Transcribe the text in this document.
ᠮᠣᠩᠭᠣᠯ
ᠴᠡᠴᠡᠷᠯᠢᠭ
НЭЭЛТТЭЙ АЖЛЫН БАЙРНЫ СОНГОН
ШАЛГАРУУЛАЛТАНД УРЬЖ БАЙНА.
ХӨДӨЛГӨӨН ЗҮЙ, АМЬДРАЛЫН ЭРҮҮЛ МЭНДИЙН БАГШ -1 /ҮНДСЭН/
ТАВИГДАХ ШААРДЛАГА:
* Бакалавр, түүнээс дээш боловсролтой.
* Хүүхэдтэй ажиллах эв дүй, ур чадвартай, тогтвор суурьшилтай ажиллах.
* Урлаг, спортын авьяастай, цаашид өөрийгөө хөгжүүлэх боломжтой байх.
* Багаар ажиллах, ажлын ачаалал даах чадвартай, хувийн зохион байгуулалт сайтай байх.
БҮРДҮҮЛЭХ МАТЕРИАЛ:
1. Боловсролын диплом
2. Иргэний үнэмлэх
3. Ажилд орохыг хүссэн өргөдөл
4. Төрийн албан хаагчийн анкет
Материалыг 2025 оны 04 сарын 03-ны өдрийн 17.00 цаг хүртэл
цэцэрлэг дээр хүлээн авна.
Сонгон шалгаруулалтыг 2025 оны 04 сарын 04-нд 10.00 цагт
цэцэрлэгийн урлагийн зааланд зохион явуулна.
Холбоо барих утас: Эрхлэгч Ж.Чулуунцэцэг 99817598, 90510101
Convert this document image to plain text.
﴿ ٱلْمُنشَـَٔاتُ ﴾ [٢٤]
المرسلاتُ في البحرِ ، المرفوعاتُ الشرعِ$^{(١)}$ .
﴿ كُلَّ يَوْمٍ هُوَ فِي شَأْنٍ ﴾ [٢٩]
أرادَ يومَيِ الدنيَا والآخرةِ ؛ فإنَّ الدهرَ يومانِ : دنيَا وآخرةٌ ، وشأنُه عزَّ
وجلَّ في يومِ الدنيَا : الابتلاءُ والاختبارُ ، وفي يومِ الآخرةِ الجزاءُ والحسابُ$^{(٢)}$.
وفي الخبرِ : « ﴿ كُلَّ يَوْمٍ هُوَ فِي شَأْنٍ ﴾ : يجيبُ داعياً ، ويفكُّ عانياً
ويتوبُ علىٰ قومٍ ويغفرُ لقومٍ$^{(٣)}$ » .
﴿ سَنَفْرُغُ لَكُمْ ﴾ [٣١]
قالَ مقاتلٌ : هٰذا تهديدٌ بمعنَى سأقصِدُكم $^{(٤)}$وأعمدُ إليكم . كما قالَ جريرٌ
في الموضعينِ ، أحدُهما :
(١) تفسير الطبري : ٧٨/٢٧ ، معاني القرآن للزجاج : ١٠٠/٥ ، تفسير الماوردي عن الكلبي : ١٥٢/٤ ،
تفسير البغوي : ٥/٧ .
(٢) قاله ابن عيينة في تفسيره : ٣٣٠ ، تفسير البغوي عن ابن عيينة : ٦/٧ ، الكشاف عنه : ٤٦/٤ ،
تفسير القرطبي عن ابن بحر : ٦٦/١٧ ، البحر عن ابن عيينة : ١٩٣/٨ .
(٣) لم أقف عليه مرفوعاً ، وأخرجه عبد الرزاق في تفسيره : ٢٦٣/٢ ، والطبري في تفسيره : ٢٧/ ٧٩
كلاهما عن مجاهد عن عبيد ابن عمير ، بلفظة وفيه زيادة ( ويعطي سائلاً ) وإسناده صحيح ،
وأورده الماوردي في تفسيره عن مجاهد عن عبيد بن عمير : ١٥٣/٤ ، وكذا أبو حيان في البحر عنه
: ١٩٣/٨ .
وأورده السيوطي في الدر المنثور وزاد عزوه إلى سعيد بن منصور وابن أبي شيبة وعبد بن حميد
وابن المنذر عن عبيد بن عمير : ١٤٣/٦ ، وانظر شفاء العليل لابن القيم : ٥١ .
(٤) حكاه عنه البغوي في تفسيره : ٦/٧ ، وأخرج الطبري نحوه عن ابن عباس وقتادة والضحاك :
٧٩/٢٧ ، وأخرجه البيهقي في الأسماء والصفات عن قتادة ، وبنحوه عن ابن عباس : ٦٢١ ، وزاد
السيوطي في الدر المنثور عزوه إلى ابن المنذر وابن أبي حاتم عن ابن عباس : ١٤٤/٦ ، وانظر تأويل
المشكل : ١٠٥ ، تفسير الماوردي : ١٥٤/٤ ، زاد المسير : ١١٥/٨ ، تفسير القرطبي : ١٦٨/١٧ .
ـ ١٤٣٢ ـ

------------------------------------------------

_Written problem_
Extract all of the data above and output it character for character.

_The response_
Transcribe the text in this document.
ᠮᠣᠩᠭᠣᠯ
ᠴᠡᠴᠡᠷᠯᠢᠭ
НЭЭЛТТЭЙ АЖЛЫН БАЙРНЫ СОНГОН
ШАЛГАРУУЛАЛТАНД УРЬЖ БАЙНА.
ХӨДӨЛГӨӨН ЗҮЙ, АМЬДРАЛЫН ЭРҮҮЛ МЭНДИЙН БАГШ -1 /ҮНДСЭН/
ТАВИГДАХ ШААРДЛАГА:
* Бакалавр, түүнээс дээш боловсролтой.
* Хүүхэдтэй ажиллах эв дүй, ур чадвартай, тогтвор суурьшилтай ажиллах.
* Урлаг, спортын авьяастай, цаашид өөрийгөө хөгжүүлэх боломжтой байх.
* Багаар ажиллах, ажлын ачаалал даах чадвартай, хувийн зохион байгуулалт сайтай байх.
БҮРДҮҮЛЭХ МАТЕРИАЛ:
1. Боловсролын диплом
2. Иргэний үнэмлэх
3. Ажилд орохыг хүссэн өргөдөл
4. Төрийн албан хаагчийн анкет
Материалыг 2025 оны 04 сарын 03-ны өдрийн 17.00 цаг хүртэл
цэцэрлэг дээр хүлээн авна.
Сонгон шалгаруулалтыг 2025 оны 04 сарын 04-нд 10.00 цагт
цэцэрлэгийн урлагийн зааланд зохион явуулна.
Холбоо барих утас: Эрхлэгч Ж.Чулуунцэцэг 99817598, 90510101
Convert this document image to plain text.
﴿ ٱلْمُنشَـَٔاتُ ﴾ [٢٤]
المرسلاتُ في البحرِ ، المرفوعاتُ الشرعِ$^{(١)}$ .
﴿ كُلَّ يَوْمٍ هُوَ فِي شَأْنٍ ﴾ [٢٩]
أرادَ يومَيِ الدنيَا والآخرةِ ؛ فإنَّ الدهرَ يومانِ : دنيَا وآخرةٌ ، وشأنُه عزَّ
وجلَّ في يومِ الدنيَا : الابتلاءُ والاختبارُ ، وفي يومِ الآخرةِ الجزاءُ والحسابُ$^{(٢)}$.
وفي الخبرِ : « ﴿ كُلَّ يَوْمٍ هُوَ فِي شَأْنٍ ﴾ : يجيبُ داعياً ، ويفكُّ عانياً
ويتوبُ علىٰ قومٍ ويغفرُ لقومٍ$^{(٣)}$ » .
﴿ سَنَفْرُغُ لَكُمْ ﴾ [٣١]
قالَ مقاتلٌ : هٰذا تهديدٌ بمعنَى سأقصِدُكم $^{(٤)}$وأعمدُ إليكم . كما قالَ جريرٌ
في الموضعينِ ، أحدُهما :
(١) تفسير الطبري : ٧٨/٢٧ ، معاني القرآن للزجاج : ١٠٠/٥ ، تفسير الماوردي عن الكلبي : ١٥٢/٤ ،
تفسير البغوي : ٥/٧ .
(٢) قاله ابن عيينة في تفسيره : ٣٣٠ ، تفسير البغوي عن ابن عيينة : ٦/٧ ، الكشاف عنه : ٤٦/٤ ،
تفسير القرطبي عن ابن بحر : ٦٦/١٧ ، البحر عن ابن عيينة : ١٩٣/٨ .
(٣) لم أقف عليه مرفوعاً ، وأخرجه عبد الرزاق في تفسيره : ٢٦٣/٢ ، والطبري في تفسيره : ٢٧/ ٧٩
كلاهما عن مجاهد عن عبيد ابن عمير ، بلفظة وفيه زيادة ( ويعطي سائلاً ) وإسناده صحيح ،
وأورده الماوردي في تفسيره عن مجاهد عن عبيد بن عمير : ١٥٣/٤ ، وكذا أبو حيان في البحر عنه
: ١٩٣/٨ .
وأورده السيوطي في الدر المنثور وزاد عزوه إلى سعيد بن منصور وابن أبي شيبة وعبد بن حميد
وابن المنذر عن عبيد بن عمير : ١٤٣/٦ ، وانظر شفاء العليل لابن القيم : ٥١ .
(٤) حكاه عنه البغوي في تفسيره : ٦/٧ ، وأخرج الطبري نحوه عن ابن عباس وقتادة والضحاك :
٧٩/٢٧ ، وأخرجه البيهقي في الأسماء والصفات عن قتادة ، وبنحوه عن ابن عباس : ٦٢١ ، وزاد
السيوطي في الدر المنثور عزوه إلى ابن المنذر وابن أبي حاتم عن ابن عباس : ١٤٤/٦ ، وانظر تأويل
المشكل : ١٠٥ ، تفسير الماوردي : ١٥٤/٤ ، زاد المسير : ١١٥/٨ ، تفسير القرطبي : ١٦٨/١٧ .
ـ ١٤٣٢ ـ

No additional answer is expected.